» ЧТО СДЕЛАТЬ:
**A)** Проверь по отрывку о Мэтте и Джулии, верны ли утверждения: (i) Джулия терпеть не может грибы; (ii) Мэтт перечисляет добрые дела Джулии; (iii) Мэтт подготовил профиль Джулии для сайта знакомств в раю. Для каждого ответь «да» или «нет» и приведи решающие слова отрывка в точной цитате.
**B)** Перепиши кусок отрывка о Мэтте и Джулии, начиная со слов «Раздается несколько смешков, хотя» и до слов «говорят об этом.» включительно, и поменяй в нем «Trader Joe’s» на «Starbucks».

» ИСХОДНЫЙ ТЕКСТ:
Люди в толпе одновременно плачут и смеются, когда Мэтт заканчивает читать. «У каждого должна быть хотя бы одна эпичная история любви, – заключила Джулия. – Наша была именно такой для меня. Если нам повезет, у нас их будет две. Я желаю тебе еще одну эпичную любовь».
Мы все думаем, что Мэтт на этом закончит, но он говорит, что считает справедливым, чтобы Джулия тоже нашла любовь, где бы она ни оказалась. Так что он подготовил ее профиль для сайта знакомств в раю.
Раздается несколько смешков, хотя поначалу они звучат неуверенно. Не слишком ли это нездорово? Но нет, именно этого Джулия и хотела, думаю я. Это и неловко, и смешно, и грустно, и вскоре все прекращают рыдать и заливаются смехом. «Она терпеть не может грибы, – написал Мэтт ее небесному кавалеру, – не угощай ее ничем с грибами. И если там есть Trader Joe’s, а она говорит, что хочет там работать, поддержи ее. Заодно получишь неплохую скидку».
Далее он говорит о том, как Джулия протестовала против смерти множеством способом, но в первую очередь – тем, что Мэтт назвал «творением добра» для других. Он не перечисляет ее действия, но я и так знаю – и все испытавшие ее доброту на себе, так или иначе, говорят об этом.

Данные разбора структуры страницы
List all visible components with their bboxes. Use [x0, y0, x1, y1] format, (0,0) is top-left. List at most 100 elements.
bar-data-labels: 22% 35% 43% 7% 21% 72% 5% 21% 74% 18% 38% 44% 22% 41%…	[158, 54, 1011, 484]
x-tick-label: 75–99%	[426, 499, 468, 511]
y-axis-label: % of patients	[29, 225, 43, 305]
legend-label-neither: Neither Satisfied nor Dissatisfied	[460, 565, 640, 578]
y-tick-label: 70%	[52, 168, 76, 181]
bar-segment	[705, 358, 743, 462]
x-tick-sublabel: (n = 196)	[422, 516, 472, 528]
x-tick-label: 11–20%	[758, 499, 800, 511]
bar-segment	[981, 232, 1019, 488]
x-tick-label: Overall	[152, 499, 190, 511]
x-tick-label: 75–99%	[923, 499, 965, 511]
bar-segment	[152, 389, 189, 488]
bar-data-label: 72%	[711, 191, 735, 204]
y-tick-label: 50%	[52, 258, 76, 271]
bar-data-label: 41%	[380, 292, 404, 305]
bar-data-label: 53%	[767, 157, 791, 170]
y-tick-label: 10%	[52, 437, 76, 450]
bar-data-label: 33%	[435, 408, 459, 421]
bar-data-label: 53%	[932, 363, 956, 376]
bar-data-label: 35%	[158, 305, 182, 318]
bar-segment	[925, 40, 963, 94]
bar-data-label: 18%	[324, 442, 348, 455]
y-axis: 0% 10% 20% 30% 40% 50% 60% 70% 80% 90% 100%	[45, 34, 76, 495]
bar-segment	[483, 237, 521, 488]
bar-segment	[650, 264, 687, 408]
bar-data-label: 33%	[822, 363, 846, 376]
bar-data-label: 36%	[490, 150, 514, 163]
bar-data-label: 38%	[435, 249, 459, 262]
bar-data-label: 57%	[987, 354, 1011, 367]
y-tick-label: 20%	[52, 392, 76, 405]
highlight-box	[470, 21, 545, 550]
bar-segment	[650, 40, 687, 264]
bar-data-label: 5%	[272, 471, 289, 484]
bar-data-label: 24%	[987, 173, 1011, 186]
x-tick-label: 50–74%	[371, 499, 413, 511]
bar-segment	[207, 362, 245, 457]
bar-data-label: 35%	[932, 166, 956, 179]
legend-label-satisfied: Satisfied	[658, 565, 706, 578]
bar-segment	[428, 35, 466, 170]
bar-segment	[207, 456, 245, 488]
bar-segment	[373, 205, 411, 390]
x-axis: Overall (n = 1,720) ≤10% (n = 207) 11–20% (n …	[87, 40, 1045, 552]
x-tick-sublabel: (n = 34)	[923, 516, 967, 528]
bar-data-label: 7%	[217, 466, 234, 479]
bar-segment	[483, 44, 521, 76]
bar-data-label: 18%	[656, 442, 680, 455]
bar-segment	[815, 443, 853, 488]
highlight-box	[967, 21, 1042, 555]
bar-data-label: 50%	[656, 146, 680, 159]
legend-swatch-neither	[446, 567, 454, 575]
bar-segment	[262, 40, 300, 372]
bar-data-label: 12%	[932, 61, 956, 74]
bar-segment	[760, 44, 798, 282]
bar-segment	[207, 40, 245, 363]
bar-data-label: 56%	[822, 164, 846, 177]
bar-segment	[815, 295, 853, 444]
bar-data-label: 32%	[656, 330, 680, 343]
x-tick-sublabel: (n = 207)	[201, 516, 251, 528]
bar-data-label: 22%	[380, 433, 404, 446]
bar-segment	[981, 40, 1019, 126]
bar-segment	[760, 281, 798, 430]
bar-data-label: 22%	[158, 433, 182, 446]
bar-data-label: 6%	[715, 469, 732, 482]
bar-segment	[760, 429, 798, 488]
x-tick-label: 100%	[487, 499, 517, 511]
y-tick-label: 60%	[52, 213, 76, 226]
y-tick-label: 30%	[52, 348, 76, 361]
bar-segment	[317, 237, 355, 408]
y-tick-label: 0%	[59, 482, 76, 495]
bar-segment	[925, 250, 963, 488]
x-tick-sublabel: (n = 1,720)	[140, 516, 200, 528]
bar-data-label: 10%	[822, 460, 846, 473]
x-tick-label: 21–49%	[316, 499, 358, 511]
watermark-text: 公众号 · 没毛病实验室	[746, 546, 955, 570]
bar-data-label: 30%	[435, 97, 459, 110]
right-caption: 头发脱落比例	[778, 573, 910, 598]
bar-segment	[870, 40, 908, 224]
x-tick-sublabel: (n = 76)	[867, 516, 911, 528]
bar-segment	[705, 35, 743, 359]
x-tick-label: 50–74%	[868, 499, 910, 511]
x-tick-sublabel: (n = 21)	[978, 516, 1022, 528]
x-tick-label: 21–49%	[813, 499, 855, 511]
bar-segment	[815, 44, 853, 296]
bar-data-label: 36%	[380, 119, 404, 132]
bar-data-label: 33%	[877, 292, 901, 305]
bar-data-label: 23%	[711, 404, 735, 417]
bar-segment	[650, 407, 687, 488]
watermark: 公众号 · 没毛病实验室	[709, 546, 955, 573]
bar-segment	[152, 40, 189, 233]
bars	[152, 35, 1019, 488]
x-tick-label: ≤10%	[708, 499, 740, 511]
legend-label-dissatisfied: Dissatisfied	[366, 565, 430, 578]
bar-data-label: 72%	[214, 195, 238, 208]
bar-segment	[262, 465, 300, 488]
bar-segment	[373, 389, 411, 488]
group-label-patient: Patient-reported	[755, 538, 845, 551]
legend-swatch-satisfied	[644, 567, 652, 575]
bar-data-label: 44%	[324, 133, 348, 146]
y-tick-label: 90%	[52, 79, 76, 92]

» ОТВЕТЫ:
**A)**
(i) Да: «Она терпеть не может грибы».
(ii) Нет: «Он не перечисляет ее действия».
(iii) Да: «он подготовил ее профиль для сайта знакомств в раю».

**B)**
Раздается несколько смешков, хотя поначалу они звучат неуверенно. Не слишком ли это нездорово? Но нет, именно этого Джулия и хотела, думаю я. Это и неловко, и смешно, и грустно, и вскоре все прекращают рыдать и заливаются смехом. «Она терпеть не может грибы, – написал Мэтт ее небесному кавалеру, – не угощай ее ничем с грибами. И если там есть Starbucks, а она говорит, что хочет там работать, поддержи ее. Заодно получишь неплохую скидку».
Далее он говорит о том, как Джулия протестовала против смерти множеством способом, но в первую очередь – тем, что Мэтт назвал «творением добра» для других. Он не перечисляет ее действия, но я и так знаю – и все испытавшие ее доброту на себе, так или иначе, говорят об этом.